───── Input for this task

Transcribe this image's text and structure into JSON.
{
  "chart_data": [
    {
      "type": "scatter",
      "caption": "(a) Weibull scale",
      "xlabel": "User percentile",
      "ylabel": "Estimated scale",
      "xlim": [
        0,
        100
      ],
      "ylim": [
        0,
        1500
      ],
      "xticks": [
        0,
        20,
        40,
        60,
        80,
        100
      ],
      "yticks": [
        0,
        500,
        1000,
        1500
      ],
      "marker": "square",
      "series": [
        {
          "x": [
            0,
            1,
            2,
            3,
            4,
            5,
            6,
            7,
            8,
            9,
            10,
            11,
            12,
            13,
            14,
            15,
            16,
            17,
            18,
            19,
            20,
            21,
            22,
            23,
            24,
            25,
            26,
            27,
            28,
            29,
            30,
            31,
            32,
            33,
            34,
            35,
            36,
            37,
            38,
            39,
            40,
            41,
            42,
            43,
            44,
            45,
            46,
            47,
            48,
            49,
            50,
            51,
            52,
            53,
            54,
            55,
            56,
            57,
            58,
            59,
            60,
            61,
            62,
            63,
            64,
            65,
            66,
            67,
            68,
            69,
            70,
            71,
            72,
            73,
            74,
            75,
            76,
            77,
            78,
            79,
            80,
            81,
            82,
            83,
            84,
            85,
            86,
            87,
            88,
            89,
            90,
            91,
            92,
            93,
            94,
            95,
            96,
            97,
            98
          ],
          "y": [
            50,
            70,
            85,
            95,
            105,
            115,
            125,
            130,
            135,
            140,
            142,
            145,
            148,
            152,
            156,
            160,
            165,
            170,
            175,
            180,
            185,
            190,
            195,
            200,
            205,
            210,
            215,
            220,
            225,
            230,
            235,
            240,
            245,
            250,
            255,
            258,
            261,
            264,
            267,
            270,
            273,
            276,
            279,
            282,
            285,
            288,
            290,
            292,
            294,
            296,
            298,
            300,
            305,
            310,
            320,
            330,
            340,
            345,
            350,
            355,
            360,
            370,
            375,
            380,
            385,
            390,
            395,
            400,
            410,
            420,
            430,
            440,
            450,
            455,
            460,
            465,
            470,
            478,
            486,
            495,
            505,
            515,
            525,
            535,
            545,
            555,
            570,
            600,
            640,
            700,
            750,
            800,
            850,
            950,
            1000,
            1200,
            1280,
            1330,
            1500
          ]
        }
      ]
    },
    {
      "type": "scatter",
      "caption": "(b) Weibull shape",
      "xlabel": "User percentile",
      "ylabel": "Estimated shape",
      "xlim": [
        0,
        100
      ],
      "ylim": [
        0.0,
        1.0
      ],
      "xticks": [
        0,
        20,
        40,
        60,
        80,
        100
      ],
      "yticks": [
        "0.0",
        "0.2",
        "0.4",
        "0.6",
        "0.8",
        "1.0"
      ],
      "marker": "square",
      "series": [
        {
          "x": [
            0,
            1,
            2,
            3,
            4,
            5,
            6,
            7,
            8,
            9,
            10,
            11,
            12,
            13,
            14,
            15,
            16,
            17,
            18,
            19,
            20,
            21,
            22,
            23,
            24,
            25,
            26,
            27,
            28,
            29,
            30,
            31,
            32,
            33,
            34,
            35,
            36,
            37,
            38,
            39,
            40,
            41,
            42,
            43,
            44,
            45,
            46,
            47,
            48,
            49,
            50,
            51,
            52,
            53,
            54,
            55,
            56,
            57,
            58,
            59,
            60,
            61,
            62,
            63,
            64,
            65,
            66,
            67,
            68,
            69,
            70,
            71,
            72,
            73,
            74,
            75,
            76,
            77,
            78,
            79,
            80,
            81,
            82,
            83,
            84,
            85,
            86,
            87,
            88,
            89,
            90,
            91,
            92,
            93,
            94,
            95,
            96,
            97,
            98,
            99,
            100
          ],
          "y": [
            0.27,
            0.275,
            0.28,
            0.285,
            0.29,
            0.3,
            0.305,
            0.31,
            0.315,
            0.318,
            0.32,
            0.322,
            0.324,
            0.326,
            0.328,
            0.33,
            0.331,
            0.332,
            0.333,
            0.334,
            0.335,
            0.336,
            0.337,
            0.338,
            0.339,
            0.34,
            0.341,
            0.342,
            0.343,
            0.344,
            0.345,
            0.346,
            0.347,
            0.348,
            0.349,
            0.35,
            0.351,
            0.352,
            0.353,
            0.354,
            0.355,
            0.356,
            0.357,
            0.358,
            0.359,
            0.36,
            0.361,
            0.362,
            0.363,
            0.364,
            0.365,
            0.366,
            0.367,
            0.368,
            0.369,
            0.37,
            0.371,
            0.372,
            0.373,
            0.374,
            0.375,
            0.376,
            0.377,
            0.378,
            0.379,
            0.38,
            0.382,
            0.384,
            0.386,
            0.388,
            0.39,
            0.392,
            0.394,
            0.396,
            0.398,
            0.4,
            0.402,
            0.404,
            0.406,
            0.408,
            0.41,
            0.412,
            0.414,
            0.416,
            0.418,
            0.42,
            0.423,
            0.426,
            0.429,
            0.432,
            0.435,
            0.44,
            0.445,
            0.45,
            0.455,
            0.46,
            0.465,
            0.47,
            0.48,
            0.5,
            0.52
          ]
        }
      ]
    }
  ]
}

──────────

> **Required task**: Your task is to gather all lines from the entries above that hold the word "scale".

> **Solution to this problem**:
      "caption": "(a) Weibull scale",
      "ylabel": "Estimated scale",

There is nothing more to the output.